**Page excerpt**

3) The town of El Khandak
As Grace Slick of the 60s group Jefferson Airplane once sang, “You can listen to a thousand different reasons why you can’t go.” I chose to listen to my heart, which told me to get there as fast as the Sudanese transportation system would allow. It only took 48 hours to travel by train from Shendi to Abu Hamed, counting breakdowns in the desert, roof-riding to admire the view, and chatting with the train personnel who must have been paid by the hour, rather than by the distance covered. A fun ride, in other words.
1) Dreadlocks on a train – heading downriver
One amenity of Sudanese travel was the availability in most towns of government rest houses, where a traveler could rest, shower, and sleep the hot days away while waiting for the next ride to show up. Abu Hamed had a wonderful establishment near the train depot, very comfortable and friendly. And when I use the word friendly in reference to the Sudan, the concept is one that implies fullness of meaning. The further one gets from civilization in the desert regions, the more wonderful, open, thoughtful, and intelligent are the inhabitants.

**Data provided**
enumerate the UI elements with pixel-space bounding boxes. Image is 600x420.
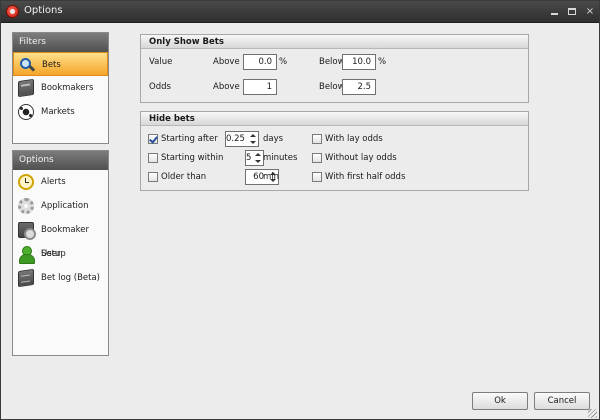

**Challenges**
**a)** In the Sudan travel passage, how long did the train trip from Shendi to Abu Hamed take?
**b)** Continue the Sudan travel passage from its final sentence.

**Results**
**a)** It took 48 hours, counting breakdowns in the desert.

**b)**
My journey to the lost Shangri-La in the Sahara became the closest I’d ever get to a perfect world of harmony with nature, peace, and spiritual enlightenment. Their bango, grown around Halfa Djedida, was probably the best quality I’ve sampled during my life on this planet. The Sudanese sold it by the “arm,” an amount roughly equal to the size of a man’s forearm. The cost was not particularly dear. Five bucks in local currency usually did the trick, or perhaps a bottle of Johnny Walker purchased duty free at the Khartoum Airport (I bought of few of those trade items upon my entry in-country.) These were pre-Omar Bashir days, before the crazies found their calling as corrupt feudal rulers and world class war mongers as personified by the current Sudanese president.
Still, certain events and situations stand out in my mind after all these years. In one locale, I recall sitting in the shade near the Nile and talking to an older Sudanese gentleman who spoke surprisingly good English. As it happened, he had lived in Detroit and worked in the auto industry there. “Why,” he asked, “do you white people work so hard?”
“For the money,” I replied.
“And what good is that? You suffer, you have no time to enjoy life and when you die your money stays behind. This is life without purpose.”
“Well, we have to eat and pay for housing, you know.”
“That is why I returned to the Nile. Here, we do not need your fancy houses. Here, food grows without trouble. Here, we can contemplate life, and we hope to discern the wishes of Allah. You Americans are crazy. You waste your lives, you die in poor health, and your precious time on Earth is squandered.”
I had no good answer to his astute comments. He was correct in his assessment of the Western lifestyle and grateful to have escaped it. His attitude was typical of every Nubian I had the pleasure to meet. In a sense, they were proto-hippies who practiced their values rather than merely yammering about them to others.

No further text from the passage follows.